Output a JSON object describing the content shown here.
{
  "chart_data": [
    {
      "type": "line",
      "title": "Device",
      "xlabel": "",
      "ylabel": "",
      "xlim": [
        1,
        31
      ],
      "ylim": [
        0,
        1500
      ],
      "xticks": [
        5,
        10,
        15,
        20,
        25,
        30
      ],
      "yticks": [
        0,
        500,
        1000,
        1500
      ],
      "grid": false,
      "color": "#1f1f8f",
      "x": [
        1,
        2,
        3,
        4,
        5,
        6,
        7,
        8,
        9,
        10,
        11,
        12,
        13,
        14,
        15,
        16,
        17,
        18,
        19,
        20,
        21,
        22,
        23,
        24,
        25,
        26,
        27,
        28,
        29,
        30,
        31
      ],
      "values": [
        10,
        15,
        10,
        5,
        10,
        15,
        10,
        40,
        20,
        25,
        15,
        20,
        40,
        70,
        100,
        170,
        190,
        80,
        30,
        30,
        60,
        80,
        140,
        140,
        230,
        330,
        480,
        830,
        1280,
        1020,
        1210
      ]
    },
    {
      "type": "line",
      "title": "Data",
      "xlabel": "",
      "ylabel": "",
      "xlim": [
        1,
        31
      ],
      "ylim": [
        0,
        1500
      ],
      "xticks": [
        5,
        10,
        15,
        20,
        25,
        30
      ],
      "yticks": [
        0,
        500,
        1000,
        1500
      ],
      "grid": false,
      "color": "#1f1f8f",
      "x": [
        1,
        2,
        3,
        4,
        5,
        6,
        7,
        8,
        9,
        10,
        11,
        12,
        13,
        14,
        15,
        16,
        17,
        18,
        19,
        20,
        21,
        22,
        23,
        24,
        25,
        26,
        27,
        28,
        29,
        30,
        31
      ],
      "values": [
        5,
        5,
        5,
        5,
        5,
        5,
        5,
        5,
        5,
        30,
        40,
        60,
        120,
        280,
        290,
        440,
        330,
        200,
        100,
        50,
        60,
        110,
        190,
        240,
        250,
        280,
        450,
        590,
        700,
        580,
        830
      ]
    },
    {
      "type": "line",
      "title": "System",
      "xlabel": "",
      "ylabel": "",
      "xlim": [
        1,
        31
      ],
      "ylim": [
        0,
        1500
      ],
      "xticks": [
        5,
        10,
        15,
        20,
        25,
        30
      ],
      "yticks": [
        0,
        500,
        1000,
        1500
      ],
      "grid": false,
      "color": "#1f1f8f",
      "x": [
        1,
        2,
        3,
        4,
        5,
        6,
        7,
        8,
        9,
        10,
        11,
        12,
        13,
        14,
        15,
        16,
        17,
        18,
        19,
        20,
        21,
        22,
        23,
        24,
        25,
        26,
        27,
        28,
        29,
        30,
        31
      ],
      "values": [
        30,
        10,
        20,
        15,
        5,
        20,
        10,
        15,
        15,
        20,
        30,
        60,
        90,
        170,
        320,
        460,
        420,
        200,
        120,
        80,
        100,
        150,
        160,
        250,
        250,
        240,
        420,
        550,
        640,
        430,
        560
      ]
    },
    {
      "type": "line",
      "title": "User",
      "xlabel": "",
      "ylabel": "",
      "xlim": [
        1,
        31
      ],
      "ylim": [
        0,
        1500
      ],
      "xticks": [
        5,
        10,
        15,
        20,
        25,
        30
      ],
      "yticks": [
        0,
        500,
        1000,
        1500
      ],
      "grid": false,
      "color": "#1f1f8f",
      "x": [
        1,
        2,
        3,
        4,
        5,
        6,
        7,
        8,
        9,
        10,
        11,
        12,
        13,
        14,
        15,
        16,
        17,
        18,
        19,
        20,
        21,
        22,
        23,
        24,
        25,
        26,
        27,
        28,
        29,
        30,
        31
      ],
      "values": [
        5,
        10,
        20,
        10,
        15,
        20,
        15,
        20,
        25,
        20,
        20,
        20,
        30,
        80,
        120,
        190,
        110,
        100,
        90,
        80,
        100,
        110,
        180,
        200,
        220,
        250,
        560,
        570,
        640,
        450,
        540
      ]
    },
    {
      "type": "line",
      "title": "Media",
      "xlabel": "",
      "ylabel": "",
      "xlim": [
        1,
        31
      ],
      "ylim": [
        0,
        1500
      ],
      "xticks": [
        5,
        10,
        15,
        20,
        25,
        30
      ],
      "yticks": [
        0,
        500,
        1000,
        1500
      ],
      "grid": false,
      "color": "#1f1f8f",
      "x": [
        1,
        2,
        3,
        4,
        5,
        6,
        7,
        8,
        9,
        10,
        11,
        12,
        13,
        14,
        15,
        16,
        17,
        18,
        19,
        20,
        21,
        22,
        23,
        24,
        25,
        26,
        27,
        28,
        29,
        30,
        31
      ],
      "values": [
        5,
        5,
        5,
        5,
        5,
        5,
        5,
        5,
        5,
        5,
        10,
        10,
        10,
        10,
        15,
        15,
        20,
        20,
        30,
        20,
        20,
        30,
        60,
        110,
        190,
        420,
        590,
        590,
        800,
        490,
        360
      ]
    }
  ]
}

# # # #

#### Aim:
Extract all the material, leaving every line as it is.

#### Answer to the problem:
Output a JSON object describing the content shown here.
{
  "chart_data": [
    {
      "type": "line",
      "title": "Device",
      "xlabel": "",
      "ylabel": "",
      "xlim": [
        1,
        31
      ],
      "ylim": [
        0,
        1500
      ],
      "xticks": [
        5,
        10,
        15,
        20,
        25,
        30
      ],
      "yticks": [
        0,
        500,
        1000,
        1500
      ],
      "grid": false,
      "color": "#1f1f8f",
      "x": [
        1,
        2,
        3,
        4,
        5,
        6,
        7,
        8,
        9,
        10,
        11,
        12,
        13,
        14,
        15,
        16,
        17,
        18,
        19,
        20,
        21,
        22,
        23,
        24,
        25,
        26,
        27,
        28,
        29,
        30,
        31
      ],
      "values": [
        10,
        15,
        10,
        5,
        10,
        15,
        10,
        40,
        20,
        25,
        15,
        20,
        40,
        70,
        100,
        170,
        190,
        80,
        30,
        30,
        60,
        80,
        140,
        140,
        230,
        330,
        480,
        830,
        1280,
        1020,
        1210
      ]
    },
    {
      "type": "line",
      "title": "Data",
      "xlabel": "",
      "ylabel": "",
      "xlim": [
        1,
        31
      ],
      "ylim": [
        0,
        1500
      ],
      "xticks": [
        5,
        10,
        15,
        20,
        25,
        30
      ],
      "yticks": [
        0,
        500,
        1000,
        1500
      ],
      "grid": false,
      "color": "#1f1f8f",
      "x": [
        1,
        2,
        3,
        4,
        5,
        6,
        7,
        8,
        9,
        10,
        11,
        12,
        13,
        14,
        15,
        16,
        17,
        18,
        19,
        20,
        21,
        22,
        23,
        24,
        25,
        26,
        27,
        28,
        29,
        30,
        31
      ],
      "values": [
        5,
        5,
        5,
        5,
        5,
        5,
        5,
        5,
        5,
        30,
        40,
        60,
        120,
        280,
        290,
        440,
        330,
        200,
        100,
        50,
        60,
        110,
        190,
        240,
        250,
        280,
        450,
        590,
        700,
        580,
        830
      ]
    },
    {
      "type": "line",
      "title": "System",
      "xlabel": "",
      "ylabel": "",
      "xlim": [
        1,
        31
      ],
      "ylim": [
        0,
        1500
      ],
      "xticks": [
        5,
        10,
        15,
        20,
        25,
        30
      ],
      "yticks": [
        0,
        500,
        1000,
        1500
      ],
      "grid": false,
      "color": "#1f1f8f",
      "x": [
        1,
        2,
        3,
        4,
        5,
        6,
        7,
        8,
        9,
        10,
        11,
        12,
        13,
        14,
        15,
        16,
        17,
        18,
        19,
        20,
        21,
        22,
        23,
        24,
        25,
        26,
        27,
        28,
        29,
        30,
        31
      ],
      "values": [
        30,
        10,
        20,
        15,
        5,
        20,
        10,
        15,
        15,
        20,
        30,
        60,
        90,
        170,
        320,
        460,
        420,
        200,
        120,
        80,
        100,
        150,
        160,
        250,
        250,
        240,
        420,
        550,
        640,
        430,
        560
      ]
    },
    {
      "type": "line",
      "title": "User",
      "xlabel": "",
      "ylabel": "",
      "xlim": [
        1,
        31
      ],
      "ylim": [
        0,
        1500
      ],
      "xticks": [
        5,
        10,
        15,
        20,
        25,
        30
      ],
      "yticks": [
        0,
        500,
        1000,
        1500
      ],
      "grid": false,
      "color": "#1f1f8f",
      "x": [
        1,
        2,
        3,
        4,
        5,
        6,
        7,
        8,
        9,
        10,
        11,
        12,
        13,
        14,
        15,
        16,
        17,
        18,
        19,
        20,
        21,
        22,
        23,
        24,
        25,
        26,
        27,
        28,
        29,
        30,
        31
      ],
      "values": [
        5,
        10,
        20,
        10,
        15,
        20,
        15,
        20,
        25,
        20,
        20,
        20,
        30,
        80,
        120,
        190,
        110,
        100,
        90,
        80,
        100,
        110,
        180,
        200,
        220,
        250,
        560,
        570,
        640,
        450,
        540
      ]
    },
    {
      "type": "line",
      "title": "Media",
      "xlabel": "",
      "ylabel": "",
      "xlim": [
        1,
        31
      ],
      "ylim": [
        0,
        1500
      ],
      "xticks": [
        5,
        10,
        15,
        20,
        25,
        30
      ],
      "yticks": [
        0,
        500,
        1000,
        1500
      ],
      "grid": false,
      "color": "#1f1f8f",
      "x": [
        1,
        2,
        3,
        4,
        5,
        6,
        7,
        8,
        9,
        10,
        11,
        12,
        13,
        14,
        15,
        16,
        17,
        18,
        19,
        20,
        21,
        22,
        23,
        24,
        25,
        26,
        27,
        28,
        29,
        30,
        31
      ],
      "values": [
        5,
        5,
        5,
        5,
        5,
        5,
        5,
        5,
        5,
        5,
        10,
        10,
        10,
        10,
        15,
        15,
        20,
        20,
        30,
        20,
        20,
        30,
        60,
        110,
        190,
        420,
        590,
        590,
        800,
        490,
        360
      ]
    }
  ]
}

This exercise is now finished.